Give the number of lines in the data that hold the string "title". Nothing else is needed.

• Dataset records:
---*---

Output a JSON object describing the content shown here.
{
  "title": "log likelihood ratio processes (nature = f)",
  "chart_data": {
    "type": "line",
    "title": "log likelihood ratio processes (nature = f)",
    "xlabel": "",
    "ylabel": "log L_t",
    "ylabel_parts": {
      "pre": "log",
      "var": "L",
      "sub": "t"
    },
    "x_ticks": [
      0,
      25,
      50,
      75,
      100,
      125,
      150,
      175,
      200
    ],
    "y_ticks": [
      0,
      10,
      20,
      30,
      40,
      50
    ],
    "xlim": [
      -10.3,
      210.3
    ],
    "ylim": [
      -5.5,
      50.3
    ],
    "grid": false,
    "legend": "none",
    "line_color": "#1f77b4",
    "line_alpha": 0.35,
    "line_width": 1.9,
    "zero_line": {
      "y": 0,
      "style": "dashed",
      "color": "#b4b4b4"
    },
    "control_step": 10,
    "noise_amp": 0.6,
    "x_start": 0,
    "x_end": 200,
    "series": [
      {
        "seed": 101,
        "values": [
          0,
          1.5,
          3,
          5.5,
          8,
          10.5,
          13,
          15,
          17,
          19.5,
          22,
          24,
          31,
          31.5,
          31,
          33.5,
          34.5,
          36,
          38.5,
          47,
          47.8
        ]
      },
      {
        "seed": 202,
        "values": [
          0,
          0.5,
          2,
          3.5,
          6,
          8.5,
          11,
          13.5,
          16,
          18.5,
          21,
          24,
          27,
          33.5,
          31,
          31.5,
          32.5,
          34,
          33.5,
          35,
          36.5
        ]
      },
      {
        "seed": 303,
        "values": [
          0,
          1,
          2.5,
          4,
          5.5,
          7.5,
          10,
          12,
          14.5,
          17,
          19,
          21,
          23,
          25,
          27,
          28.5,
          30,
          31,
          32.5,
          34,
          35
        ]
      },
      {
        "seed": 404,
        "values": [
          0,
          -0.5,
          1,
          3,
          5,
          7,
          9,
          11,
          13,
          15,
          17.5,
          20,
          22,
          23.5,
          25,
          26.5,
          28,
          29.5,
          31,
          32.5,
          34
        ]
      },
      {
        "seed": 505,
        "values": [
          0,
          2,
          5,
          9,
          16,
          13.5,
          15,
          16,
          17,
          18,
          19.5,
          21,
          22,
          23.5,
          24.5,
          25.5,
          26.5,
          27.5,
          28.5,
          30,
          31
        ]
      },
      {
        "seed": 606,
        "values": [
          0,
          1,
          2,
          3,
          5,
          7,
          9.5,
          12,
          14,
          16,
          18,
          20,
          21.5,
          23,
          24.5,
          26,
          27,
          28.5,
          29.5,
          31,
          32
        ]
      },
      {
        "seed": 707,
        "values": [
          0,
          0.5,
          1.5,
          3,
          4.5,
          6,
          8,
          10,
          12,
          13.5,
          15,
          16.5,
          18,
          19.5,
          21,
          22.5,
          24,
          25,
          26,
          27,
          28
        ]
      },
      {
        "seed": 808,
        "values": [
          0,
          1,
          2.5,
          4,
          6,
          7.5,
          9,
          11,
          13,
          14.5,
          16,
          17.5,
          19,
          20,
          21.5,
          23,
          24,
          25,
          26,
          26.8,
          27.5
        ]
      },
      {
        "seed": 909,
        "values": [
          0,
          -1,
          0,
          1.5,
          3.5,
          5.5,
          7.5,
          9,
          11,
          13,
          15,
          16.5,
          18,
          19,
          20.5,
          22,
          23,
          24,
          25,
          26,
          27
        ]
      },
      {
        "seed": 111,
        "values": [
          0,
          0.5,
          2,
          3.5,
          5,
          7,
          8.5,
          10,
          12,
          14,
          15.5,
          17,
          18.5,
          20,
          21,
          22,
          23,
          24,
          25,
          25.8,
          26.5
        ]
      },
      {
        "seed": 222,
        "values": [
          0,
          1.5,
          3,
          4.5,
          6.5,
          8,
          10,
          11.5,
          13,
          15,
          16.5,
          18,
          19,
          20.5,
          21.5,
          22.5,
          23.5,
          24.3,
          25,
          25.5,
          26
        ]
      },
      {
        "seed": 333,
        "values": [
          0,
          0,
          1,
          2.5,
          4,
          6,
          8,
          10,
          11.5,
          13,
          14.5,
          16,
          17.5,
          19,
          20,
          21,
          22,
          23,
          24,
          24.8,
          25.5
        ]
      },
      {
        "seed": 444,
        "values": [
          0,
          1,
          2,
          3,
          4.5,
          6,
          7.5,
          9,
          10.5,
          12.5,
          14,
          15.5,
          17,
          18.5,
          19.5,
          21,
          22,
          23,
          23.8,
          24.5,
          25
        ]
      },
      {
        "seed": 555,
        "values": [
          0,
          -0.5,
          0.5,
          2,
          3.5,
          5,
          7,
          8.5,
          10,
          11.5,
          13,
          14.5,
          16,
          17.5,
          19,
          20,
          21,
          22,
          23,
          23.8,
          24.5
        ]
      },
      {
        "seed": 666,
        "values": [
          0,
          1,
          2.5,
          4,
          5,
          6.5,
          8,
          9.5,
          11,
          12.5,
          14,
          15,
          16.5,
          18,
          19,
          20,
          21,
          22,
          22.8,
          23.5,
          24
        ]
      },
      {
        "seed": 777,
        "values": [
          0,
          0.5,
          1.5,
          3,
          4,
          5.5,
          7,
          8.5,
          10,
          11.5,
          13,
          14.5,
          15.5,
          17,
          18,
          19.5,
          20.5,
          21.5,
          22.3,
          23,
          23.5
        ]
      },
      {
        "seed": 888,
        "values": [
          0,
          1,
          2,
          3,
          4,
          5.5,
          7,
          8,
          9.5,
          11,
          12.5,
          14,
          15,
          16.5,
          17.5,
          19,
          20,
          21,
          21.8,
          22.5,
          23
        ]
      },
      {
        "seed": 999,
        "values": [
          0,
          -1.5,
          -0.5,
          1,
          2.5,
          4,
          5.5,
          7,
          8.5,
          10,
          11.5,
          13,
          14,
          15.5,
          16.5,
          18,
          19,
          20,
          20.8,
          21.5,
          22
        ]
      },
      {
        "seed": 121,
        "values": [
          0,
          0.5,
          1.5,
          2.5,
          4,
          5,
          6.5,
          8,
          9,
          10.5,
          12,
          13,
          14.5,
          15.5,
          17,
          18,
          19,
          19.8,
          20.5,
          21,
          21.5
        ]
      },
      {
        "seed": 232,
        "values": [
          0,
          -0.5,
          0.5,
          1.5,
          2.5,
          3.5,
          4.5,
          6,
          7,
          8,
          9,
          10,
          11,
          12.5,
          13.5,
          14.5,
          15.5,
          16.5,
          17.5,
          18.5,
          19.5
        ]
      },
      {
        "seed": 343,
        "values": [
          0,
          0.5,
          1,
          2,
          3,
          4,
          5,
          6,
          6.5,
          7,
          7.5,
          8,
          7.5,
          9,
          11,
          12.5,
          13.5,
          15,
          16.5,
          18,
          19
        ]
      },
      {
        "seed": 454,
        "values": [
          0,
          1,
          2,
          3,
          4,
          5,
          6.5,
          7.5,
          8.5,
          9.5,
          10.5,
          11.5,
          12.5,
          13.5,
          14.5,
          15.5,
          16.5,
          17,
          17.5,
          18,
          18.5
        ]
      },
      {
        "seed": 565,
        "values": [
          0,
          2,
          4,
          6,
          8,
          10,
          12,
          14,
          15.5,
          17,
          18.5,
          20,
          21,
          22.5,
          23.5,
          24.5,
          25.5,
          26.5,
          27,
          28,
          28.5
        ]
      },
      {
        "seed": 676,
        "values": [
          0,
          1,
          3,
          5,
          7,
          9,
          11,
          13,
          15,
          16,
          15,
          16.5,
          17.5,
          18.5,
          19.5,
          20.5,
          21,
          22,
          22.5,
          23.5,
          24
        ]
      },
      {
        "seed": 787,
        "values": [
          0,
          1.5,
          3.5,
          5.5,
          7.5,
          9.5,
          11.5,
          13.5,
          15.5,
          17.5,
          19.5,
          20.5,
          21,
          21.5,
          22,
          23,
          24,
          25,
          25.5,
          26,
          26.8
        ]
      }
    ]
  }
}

---*---

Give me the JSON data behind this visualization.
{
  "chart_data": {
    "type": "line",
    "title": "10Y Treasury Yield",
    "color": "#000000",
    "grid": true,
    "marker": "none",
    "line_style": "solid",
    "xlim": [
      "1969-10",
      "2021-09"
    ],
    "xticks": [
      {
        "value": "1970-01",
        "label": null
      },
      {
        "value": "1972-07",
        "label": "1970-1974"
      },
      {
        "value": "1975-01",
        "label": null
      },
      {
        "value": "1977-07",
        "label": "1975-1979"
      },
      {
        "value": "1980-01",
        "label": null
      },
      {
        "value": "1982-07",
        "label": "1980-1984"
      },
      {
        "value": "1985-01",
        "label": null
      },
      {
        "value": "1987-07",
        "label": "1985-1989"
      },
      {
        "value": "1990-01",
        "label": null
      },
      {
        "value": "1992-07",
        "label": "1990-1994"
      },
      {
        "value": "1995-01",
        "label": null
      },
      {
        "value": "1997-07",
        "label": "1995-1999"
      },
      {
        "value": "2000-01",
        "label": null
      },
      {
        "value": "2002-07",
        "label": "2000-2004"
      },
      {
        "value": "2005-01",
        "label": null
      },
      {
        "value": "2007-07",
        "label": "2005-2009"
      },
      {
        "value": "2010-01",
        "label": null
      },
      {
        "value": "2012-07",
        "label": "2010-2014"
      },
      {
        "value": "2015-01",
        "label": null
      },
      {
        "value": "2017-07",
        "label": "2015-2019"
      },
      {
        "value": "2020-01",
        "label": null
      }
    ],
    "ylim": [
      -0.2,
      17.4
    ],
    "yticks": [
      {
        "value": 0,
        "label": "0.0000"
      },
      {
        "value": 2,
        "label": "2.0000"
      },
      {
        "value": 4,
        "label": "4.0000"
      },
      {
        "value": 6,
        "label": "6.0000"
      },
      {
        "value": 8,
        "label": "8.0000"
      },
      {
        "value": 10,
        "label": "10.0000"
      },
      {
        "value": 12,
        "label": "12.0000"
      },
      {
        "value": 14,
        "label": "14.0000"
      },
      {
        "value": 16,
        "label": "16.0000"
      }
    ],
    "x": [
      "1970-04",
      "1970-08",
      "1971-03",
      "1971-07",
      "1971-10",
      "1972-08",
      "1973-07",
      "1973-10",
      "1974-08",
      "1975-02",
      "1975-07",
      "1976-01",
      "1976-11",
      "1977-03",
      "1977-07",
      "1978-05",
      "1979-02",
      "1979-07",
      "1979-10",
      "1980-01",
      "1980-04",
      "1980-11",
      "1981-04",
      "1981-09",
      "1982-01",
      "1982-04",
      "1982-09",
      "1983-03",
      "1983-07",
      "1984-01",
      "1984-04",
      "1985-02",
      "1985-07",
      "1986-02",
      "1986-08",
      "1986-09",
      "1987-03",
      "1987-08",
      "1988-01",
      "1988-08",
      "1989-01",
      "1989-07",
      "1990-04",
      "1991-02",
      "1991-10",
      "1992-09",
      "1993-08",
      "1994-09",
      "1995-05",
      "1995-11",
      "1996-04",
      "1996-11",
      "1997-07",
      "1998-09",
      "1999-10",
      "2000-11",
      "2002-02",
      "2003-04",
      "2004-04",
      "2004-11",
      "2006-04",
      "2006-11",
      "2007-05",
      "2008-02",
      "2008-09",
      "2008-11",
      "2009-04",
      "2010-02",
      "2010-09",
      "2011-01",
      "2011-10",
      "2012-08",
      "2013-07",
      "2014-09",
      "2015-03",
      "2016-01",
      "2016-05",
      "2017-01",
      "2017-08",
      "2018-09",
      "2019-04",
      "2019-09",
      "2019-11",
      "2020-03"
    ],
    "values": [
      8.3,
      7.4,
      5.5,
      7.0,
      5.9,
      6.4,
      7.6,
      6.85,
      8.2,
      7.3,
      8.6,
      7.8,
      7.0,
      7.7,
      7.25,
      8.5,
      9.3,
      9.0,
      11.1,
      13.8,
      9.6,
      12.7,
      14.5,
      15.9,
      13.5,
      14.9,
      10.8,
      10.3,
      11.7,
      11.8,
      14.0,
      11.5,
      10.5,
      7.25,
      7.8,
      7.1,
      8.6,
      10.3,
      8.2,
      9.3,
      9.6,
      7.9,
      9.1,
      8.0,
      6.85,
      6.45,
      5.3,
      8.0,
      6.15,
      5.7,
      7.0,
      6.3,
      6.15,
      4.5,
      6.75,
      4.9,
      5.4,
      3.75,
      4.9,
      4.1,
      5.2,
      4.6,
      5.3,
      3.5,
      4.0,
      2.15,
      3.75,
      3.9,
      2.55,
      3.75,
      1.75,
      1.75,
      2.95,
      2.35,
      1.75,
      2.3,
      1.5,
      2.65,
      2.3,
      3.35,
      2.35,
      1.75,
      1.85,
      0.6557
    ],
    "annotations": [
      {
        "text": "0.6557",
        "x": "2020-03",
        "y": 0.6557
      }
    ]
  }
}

---*---

• Finished answer:
3